## SET EXERCISE
Transcribe the records below in full; pictures stay out of the copy.

## INFORMATION SUPPLIED
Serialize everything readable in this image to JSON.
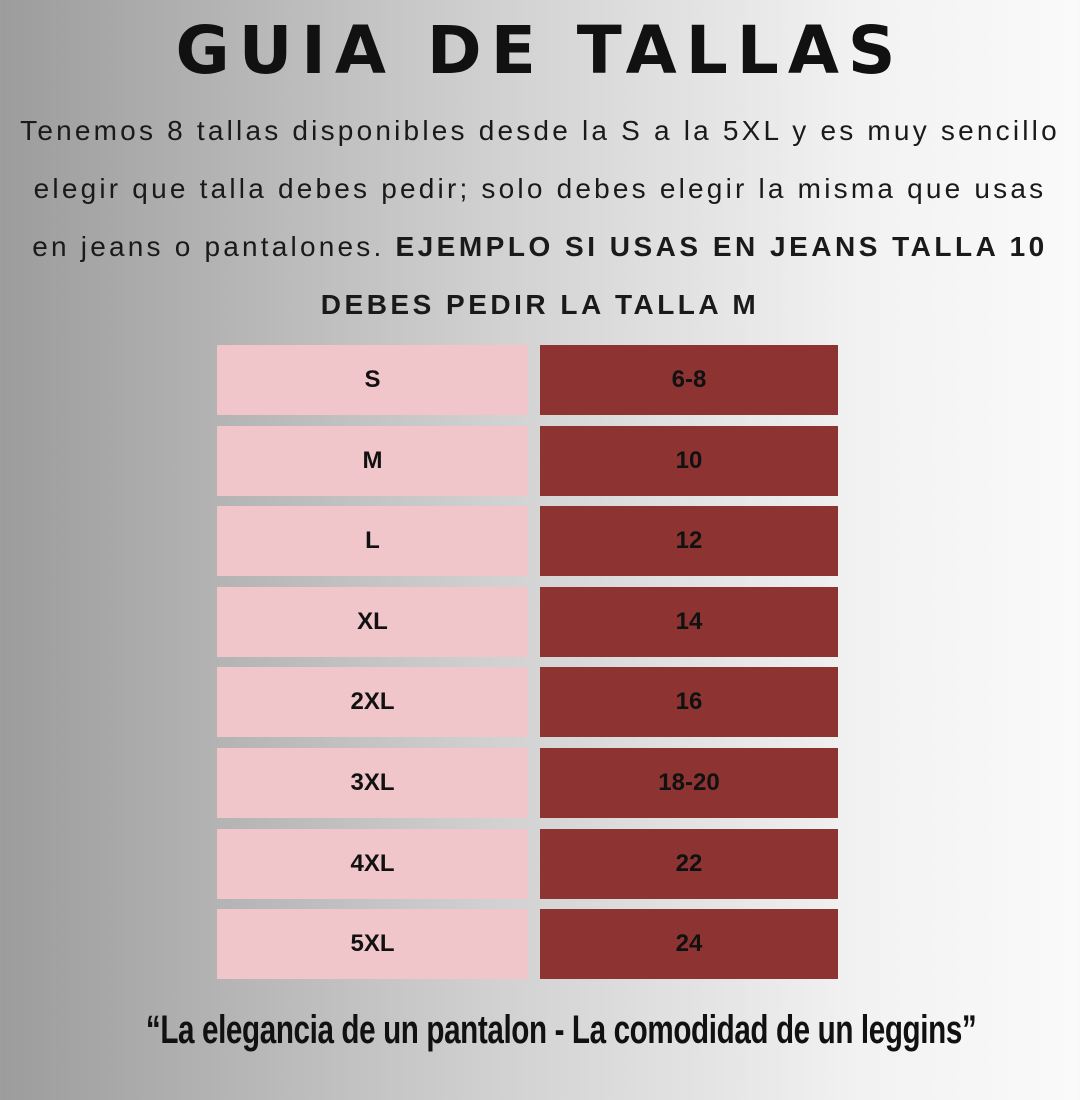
{
  "title": "GUIA DE TALLAS",
  "intro": {
    "text": "Tenemos 8 tallas disponibles desde la S a la 5XL y es muy sencillo elegir que talla debes pedir;  solo debes elegir la misma que usas en jeans o pantalones.",
    "emphasis": "EJEMPLO SI USAS EN JEANS TALLA 10 DEBES PEDIR LA TALLA M"
  },
  "table": {
    "rows": [
      [
        "S",
        "6-8"
      ],
      [
        "M",
        "10"
      ],
      [
        "L",
        "12"
      ],
      [
        "XL",
        "14"
      ],
      [
        "2XL",
        "16"
      ],
      [
        "3XL",
        "18-20"
      ],
      [
        "4XL",
        "22"
      ],
      [
        "5XL",
        "24"
      ]
    ]
  },
  "quote": "“La elegancia de un pantalon - La comodidad de un leggins”"
}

## FINAL RESULT
Serialize everything readable in this image to JSON.
{
  "title": "GUIA DE TALLAS",
  "intro": {
    "text": "Tenemos 8 tallas disponibles desde la S a la 5XL y es muy sencillo elegir que talla debes pedir;  solo debes elegir la misma que usas en jeans o pantalones.",
    "emphasis": "EJEMPLO SI USAS EN JEANS TALLA 10 DEBES PEDIR LA TALLA M"
  },
  "table": {
    "rows": [
      [
        "S",
        "6-8"
      ],
      [
        "M",
        "10"
      ],
      [
        "L",
        "12"
      ],
      [
        "XL",
        "14"
      ],
      [
        "2XL",
        "16"
      ],
      [
        "3XL",
        "18-20"
      ],
      [
        "4XL",
        "22"
      ],
      [
        "5XL",
        "24"
      ]
    ]
  },
  "quote": "“La elegancia de un pantalon - La comodidad de un leggins”"
}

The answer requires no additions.